### Source records
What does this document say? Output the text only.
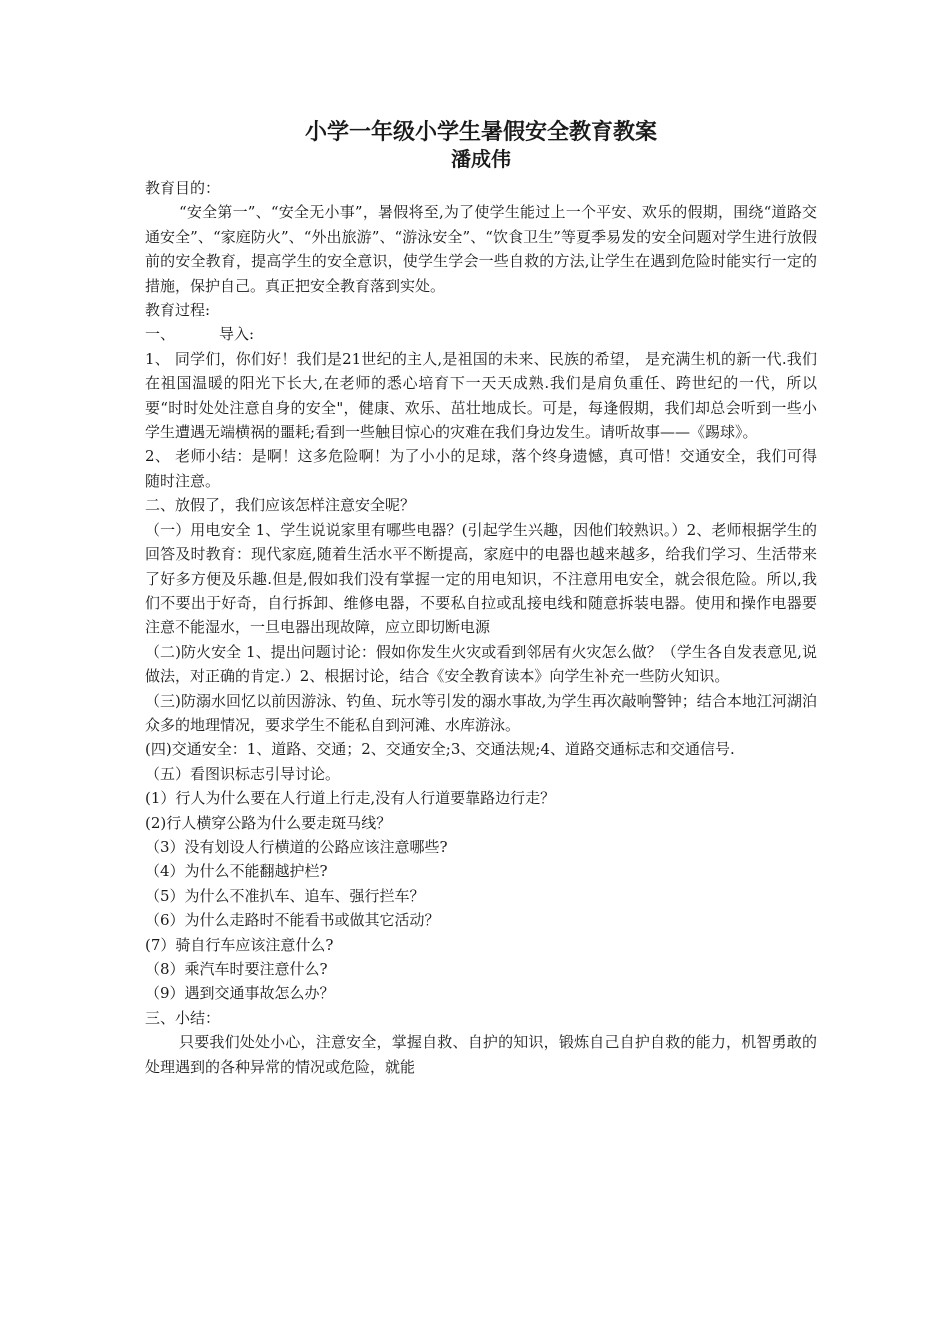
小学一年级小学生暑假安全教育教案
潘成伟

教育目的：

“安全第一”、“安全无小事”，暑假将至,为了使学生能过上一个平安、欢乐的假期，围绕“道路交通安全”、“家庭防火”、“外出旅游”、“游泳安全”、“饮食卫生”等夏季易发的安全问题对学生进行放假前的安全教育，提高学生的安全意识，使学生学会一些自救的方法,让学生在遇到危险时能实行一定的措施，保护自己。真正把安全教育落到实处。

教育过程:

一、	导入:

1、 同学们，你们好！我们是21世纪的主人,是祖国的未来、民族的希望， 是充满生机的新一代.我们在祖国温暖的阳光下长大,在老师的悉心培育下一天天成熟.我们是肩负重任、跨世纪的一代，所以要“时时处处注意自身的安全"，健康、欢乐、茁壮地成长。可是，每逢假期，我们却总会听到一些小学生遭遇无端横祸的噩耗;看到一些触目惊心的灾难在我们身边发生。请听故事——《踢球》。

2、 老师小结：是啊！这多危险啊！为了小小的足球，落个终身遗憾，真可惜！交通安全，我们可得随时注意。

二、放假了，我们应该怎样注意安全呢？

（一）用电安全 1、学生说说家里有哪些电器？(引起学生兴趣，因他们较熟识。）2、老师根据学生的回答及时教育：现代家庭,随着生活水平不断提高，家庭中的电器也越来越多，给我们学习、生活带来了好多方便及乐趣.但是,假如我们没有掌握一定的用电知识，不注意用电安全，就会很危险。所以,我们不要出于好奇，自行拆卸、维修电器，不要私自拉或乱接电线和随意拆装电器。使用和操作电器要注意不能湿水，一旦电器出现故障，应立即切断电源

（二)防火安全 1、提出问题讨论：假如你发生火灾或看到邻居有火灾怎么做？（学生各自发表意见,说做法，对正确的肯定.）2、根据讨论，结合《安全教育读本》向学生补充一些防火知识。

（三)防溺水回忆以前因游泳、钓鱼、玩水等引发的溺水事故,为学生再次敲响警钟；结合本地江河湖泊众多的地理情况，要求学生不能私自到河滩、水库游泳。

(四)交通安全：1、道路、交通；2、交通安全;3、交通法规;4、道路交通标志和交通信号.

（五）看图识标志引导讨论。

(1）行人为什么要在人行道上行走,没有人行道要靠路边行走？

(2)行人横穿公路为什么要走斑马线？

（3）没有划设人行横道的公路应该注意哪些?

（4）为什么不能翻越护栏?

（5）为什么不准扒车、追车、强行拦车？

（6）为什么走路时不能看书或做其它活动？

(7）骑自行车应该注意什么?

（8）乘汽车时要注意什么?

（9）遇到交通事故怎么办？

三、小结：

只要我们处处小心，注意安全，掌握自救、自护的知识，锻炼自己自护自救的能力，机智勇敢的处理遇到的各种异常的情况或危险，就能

### What to do
Every record is to be reproduced exactly, with no pictures included.

### Response
What does this document say? Output the text only.
小学一年级小学生暑假安全教育教案
潘成伟

教育目的：

“安全第一”、“安全无小事”，暑假将至,为了使学生能过上一个平安、欢乐的假期，围绕“道路交通安全”、“家庭防火”、“外出旅游”、“游泳安全”、“饮食卫生”等夏季易发的安全问题对学生进行放假前的安全教育，提高学生的安全意识，使学生学会一些自救的方法,让学生在遇到危险时能实行一定的措施，保护自己。真正把安全教育落到实处。

教育过程:

一、	导入:

1、 同学们，你们好！我们是21世纪的主人,是祖国的未来、民族的希望， 是充满生机的新一代.我们在祖国温暖的阳光下长大,在老师的悉心培育下一天天成熟.我们是肩负重任、跨世纪的一代，所以要“时时处处注意自身的安全"，健康、欢乐、茁壮地成长。可是，每逢假期，我们却总会听到一些小学生遭遇无端横祸的噩耗;看到一些触目惊心的灾难在我们身边发生。请听故事——《踢球》。

2、 老师小结：是啊！这多危险啊！为了小小的足球，落个终身遗憾，真可惜！交通安全，我们可得随时注意。

二、放假了，我们应该怎样注意安全呢？

（一）用电安全 1、学生说说家里有哪些电器？(引起学生兴趣，因他们较熟识。）2、老师根据学生的回答及时教育：现代家庭,随着生活水平不断提高，家庭中的电器也越来越多，给我们学习、生活带来了好多方便及乐趣.但是,假如我们没有掌握一定的用电知识，不注意用电安全，就会很危险。所以,我们不要出于好奇，自行拆卸、维修电器，不要私自拉或乱接电线和随意拆装电器。使用和操作电器要注意不能湿水，一旦电器出现故障，应立即切断电源

（二)防火安全 1、提出问题讨论：假如你发生火灾或看到邻居有火灾怎么做？（学生各自发表意见,说做法，对正确的肯定.）2、根据讨论，结合《安全教育读本》向学生补充一些防火知识。

（三)防溺水回忆以前因游泳、钓鱼、玩水等引发的溺水事故,为学生再次敲响警钟；结合本地江河湖泊众多的地理情况，要求学生不能私自到河滩、水库游泳。

(四)交通安全：1、道路、交通；2、交通安全;3、交通法规;4、道路交通标志和交通信号.

（五）看图识标志引导讨论。

(1）行人为什么要在人行道上行走,没有人行道要靠路边行走？

(2)行人横穿公路为什么要走斑马线？

（3）没有划设人行横道的公路应该注意哪些?

（4）为什么不能翻越护栏?

（5）为什么不准扒车、追车、强行拦车？

（6）为什么走路时不能看书或做其它活动？

(7）骑自行车应该注意什么?

（8）乘汽车时要注意什么?

（9）遇到交通事故怎么办？

三、小结：

只要我们处处小心，注意安全，掌握自救、自护的知识，锻炼自己自护自救的能力，机智勇敢的处理遇到的各种异常的情况或危险，就能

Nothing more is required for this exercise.